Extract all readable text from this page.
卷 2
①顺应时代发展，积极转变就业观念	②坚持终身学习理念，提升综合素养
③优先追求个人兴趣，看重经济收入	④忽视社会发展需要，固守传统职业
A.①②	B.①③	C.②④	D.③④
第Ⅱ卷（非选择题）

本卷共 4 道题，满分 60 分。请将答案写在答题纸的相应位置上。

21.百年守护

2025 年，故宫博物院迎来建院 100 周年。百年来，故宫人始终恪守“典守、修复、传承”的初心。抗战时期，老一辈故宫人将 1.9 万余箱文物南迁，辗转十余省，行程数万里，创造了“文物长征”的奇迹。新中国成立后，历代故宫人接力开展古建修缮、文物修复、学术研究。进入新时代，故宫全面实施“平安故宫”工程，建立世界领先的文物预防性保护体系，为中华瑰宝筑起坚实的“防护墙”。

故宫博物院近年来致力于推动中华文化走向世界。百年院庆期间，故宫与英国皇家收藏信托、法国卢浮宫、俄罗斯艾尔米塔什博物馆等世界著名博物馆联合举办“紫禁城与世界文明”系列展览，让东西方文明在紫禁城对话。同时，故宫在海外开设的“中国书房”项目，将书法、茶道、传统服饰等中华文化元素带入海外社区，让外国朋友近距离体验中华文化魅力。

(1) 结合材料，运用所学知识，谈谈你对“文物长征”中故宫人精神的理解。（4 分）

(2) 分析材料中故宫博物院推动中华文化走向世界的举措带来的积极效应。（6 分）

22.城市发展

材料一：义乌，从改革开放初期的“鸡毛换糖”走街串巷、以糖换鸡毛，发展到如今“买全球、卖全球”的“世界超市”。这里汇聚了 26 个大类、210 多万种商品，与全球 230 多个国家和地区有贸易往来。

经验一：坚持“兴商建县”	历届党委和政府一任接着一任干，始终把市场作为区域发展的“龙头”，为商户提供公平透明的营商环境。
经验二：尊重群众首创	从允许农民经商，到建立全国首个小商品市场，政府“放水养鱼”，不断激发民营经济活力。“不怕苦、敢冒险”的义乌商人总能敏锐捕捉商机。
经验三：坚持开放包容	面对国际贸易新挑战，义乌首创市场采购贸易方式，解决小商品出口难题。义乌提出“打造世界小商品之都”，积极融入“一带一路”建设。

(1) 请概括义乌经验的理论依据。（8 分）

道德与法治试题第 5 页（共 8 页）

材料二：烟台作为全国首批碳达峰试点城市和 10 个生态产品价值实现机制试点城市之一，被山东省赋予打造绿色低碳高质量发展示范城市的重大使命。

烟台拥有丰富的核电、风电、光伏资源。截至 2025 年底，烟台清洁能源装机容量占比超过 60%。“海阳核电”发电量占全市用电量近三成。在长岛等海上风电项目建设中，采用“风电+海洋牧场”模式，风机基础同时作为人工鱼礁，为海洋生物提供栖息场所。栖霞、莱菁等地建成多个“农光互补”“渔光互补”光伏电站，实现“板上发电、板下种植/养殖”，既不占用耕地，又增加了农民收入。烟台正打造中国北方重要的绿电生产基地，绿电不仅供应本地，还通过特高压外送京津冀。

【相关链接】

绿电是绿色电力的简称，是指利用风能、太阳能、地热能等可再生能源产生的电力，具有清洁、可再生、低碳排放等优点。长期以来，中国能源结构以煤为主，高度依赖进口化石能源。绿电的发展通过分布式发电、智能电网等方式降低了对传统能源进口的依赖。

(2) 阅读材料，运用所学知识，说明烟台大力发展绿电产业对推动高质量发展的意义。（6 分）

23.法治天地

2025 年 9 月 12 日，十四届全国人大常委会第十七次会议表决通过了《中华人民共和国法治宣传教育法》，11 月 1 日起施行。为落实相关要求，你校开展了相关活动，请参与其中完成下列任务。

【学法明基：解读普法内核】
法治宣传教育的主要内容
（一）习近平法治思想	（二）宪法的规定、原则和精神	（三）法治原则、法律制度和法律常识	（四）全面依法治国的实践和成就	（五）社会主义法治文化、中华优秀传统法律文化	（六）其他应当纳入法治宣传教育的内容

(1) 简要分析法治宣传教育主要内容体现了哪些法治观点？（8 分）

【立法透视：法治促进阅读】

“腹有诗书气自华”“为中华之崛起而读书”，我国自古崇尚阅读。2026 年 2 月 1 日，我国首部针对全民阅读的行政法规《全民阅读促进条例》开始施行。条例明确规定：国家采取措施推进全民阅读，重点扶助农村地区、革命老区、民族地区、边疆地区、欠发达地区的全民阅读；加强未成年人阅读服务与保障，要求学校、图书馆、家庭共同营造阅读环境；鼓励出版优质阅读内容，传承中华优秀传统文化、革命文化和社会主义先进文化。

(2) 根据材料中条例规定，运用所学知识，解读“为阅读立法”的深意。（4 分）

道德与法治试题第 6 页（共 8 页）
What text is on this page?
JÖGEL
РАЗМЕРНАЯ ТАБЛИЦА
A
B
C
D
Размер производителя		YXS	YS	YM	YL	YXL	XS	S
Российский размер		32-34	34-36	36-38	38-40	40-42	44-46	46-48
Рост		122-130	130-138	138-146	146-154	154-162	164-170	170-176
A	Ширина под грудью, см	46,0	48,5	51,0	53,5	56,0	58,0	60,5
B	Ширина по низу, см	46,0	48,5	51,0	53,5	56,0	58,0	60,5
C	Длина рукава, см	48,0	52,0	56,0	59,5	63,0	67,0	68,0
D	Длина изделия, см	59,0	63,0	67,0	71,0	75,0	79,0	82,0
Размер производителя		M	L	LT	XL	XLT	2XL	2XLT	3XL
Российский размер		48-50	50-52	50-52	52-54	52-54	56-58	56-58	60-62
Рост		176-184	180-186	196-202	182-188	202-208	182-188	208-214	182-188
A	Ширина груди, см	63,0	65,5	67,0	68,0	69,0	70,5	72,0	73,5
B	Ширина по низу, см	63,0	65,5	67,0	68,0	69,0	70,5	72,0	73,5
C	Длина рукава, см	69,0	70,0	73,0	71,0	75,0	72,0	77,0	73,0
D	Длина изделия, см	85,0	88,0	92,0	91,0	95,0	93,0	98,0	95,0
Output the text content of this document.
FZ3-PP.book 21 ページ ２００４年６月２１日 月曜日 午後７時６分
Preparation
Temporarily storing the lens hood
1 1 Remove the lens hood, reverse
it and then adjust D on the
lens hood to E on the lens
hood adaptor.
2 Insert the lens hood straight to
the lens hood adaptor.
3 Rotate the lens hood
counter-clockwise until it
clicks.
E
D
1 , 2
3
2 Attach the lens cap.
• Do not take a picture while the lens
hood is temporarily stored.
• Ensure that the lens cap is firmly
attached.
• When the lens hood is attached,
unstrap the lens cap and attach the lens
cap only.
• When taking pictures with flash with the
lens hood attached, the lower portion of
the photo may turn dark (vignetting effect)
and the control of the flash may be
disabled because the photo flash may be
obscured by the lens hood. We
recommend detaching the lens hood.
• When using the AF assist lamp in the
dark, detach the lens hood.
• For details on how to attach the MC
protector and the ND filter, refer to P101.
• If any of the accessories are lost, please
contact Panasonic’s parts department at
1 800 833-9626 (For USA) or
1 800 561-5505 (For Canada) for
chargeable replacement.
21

····················

Pick out every line above that holds the word "низу" and copy it.

B	Ширина по низу, см	46,0	48,5	51,0	53,5	56,0	58,0	60,5
B	Ширина по низу, см	63,0	65,5	67,0	68,0	69,0	70,5	72,0	73,5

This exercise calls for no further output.